**GIVEN REQUEST**
Without the pictures, output the records below word for word.

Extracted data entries
--

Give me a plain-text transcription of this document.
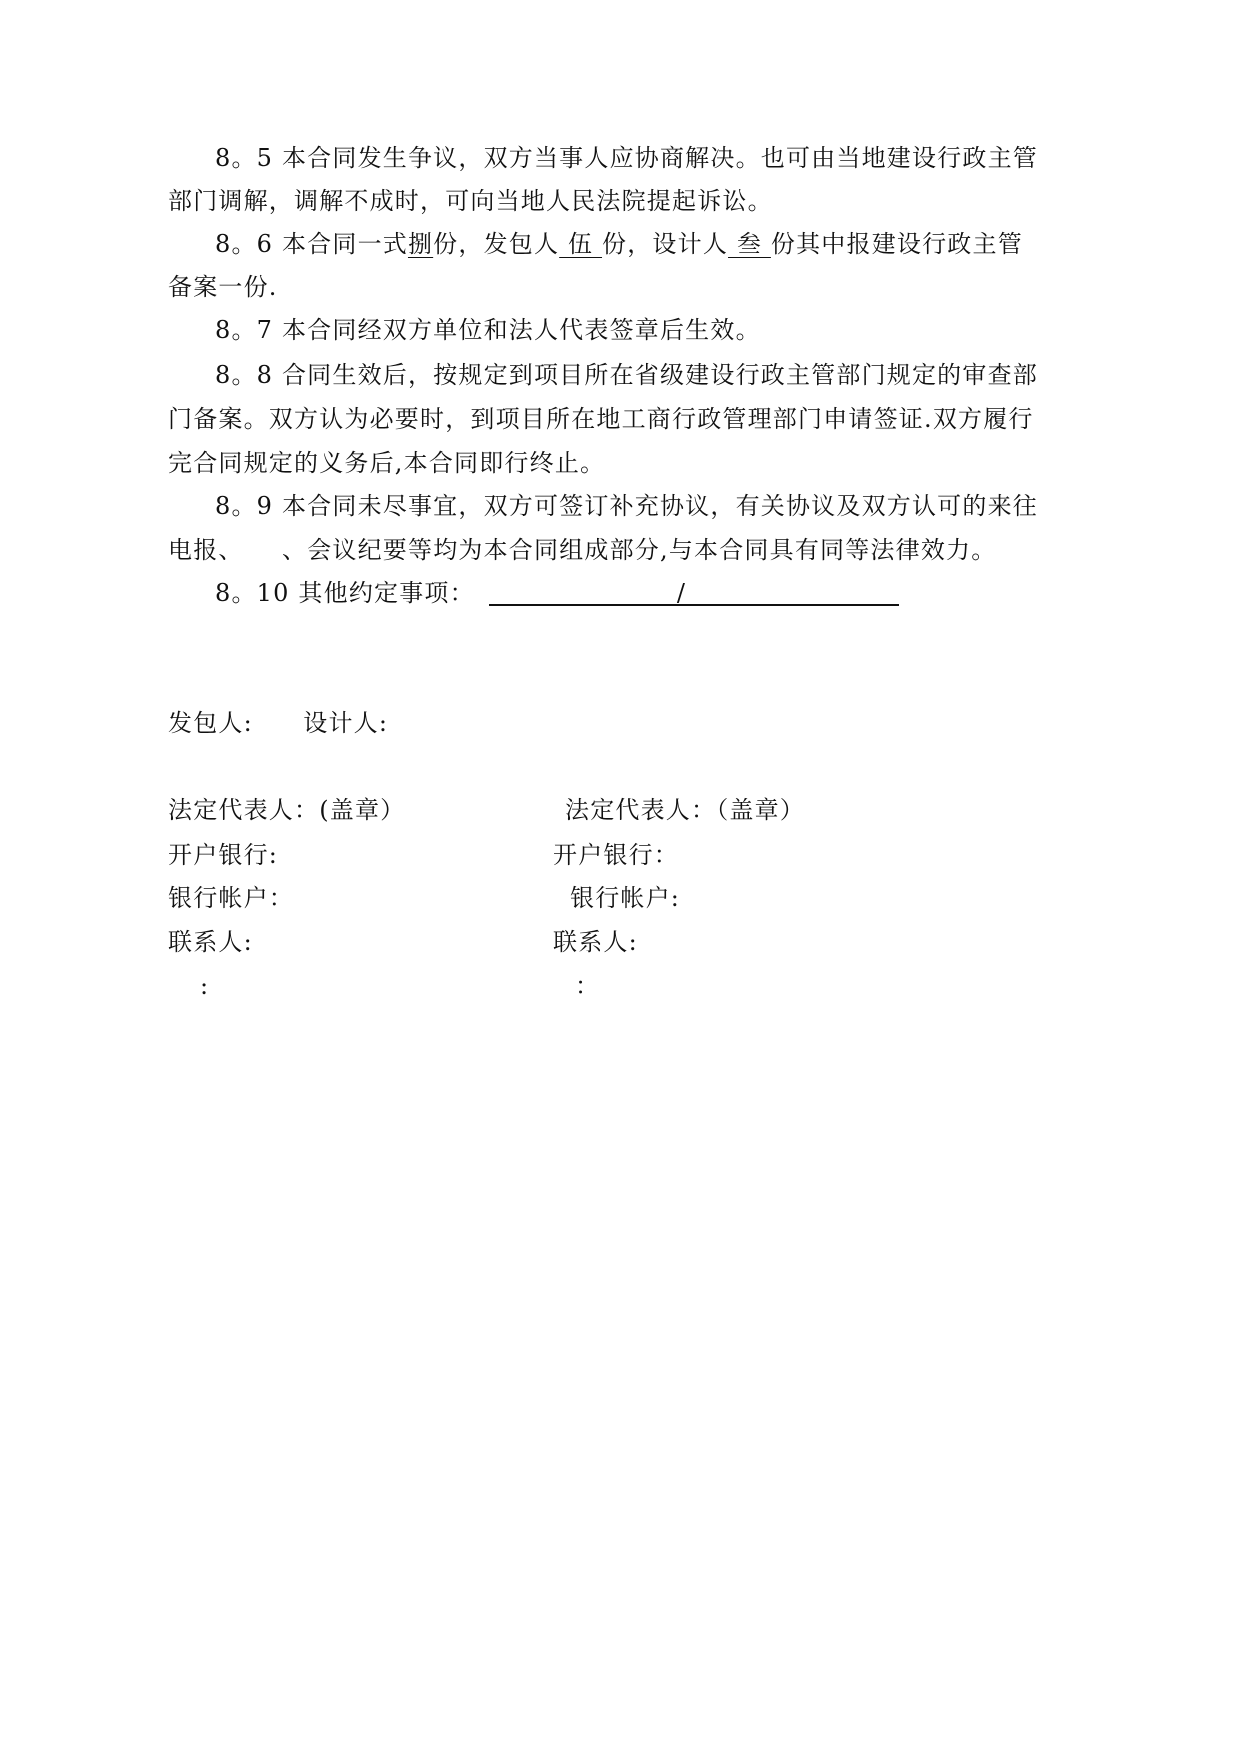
8。5 本合同发生争议，双方当事人应协商解决。也可由当地建设行政主管
部门调解，调解不成时，可向当地人民法院提起诉讼。
8。6 本合同一式捌份，发包人 伍 份，设计人 叁 份其中报建设行政主管
备案一份.
8。7 本合同经双方单位和法人代表签章后生效。
8。8 合同生效后，按规定到项目所在省级建设行政主管部门规定的审查部
门备案。双方认为必要时，到项目所在地工商行政管理部门申请签证.双方履行
完合同规定的义务后,本合同即行终止。
8。9 本合同未尽事宜，双方可签订补充协议，有关协议及双方认可的来往
电报、　　、会议纪要等均为本合同组成部分,与本合同具有同等法律效力。
8。10 其他约定事项：	/
发包人:　　设计人:
法定代表人：(盖章）	法定代表人：（盖章）
开户银行:	开户银行：
银行帐户：	银行帐户:
联系人:	联系人:
:	：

--

**SOLUTION TO THIS TASK**
Give me a plain-text transcription of this document.
8。5 本合同发生争议，双方当事人应协商解决。也可由当地建设行政主管
部门调解，调解不成时，可向当地人民法院提起诉讼。
8。6 本合同一式捌份，发包人 伍 份，设计人 叁 份其中报建设行政主管
备案一份.
8。7 本合同经双方单位和法人代表签章后生效。
8。8 合同生效后，按规定到项目所在省级建设行政主管部门规定的审查部
门备案。双方认为必要时，到项目所在地工商行政管理部门申请签证.双方履行
完合同规定的义务后,本合同即行终止。
8。9 本合同未尽事宜，双方可签订补充协议，有关协议及双方认可的来往
电报、　　、会议纪要等均为本合同组成部分,与本合同具有同等法律效力。
8。10 其他约定事项：	/
发包人:　　设计人:
法定代表人：(盖章）	法定代表人：（盖章）
开户银行:	开户银行：
银行帐户：	银行帐户:
联系人:	联系人:
:	：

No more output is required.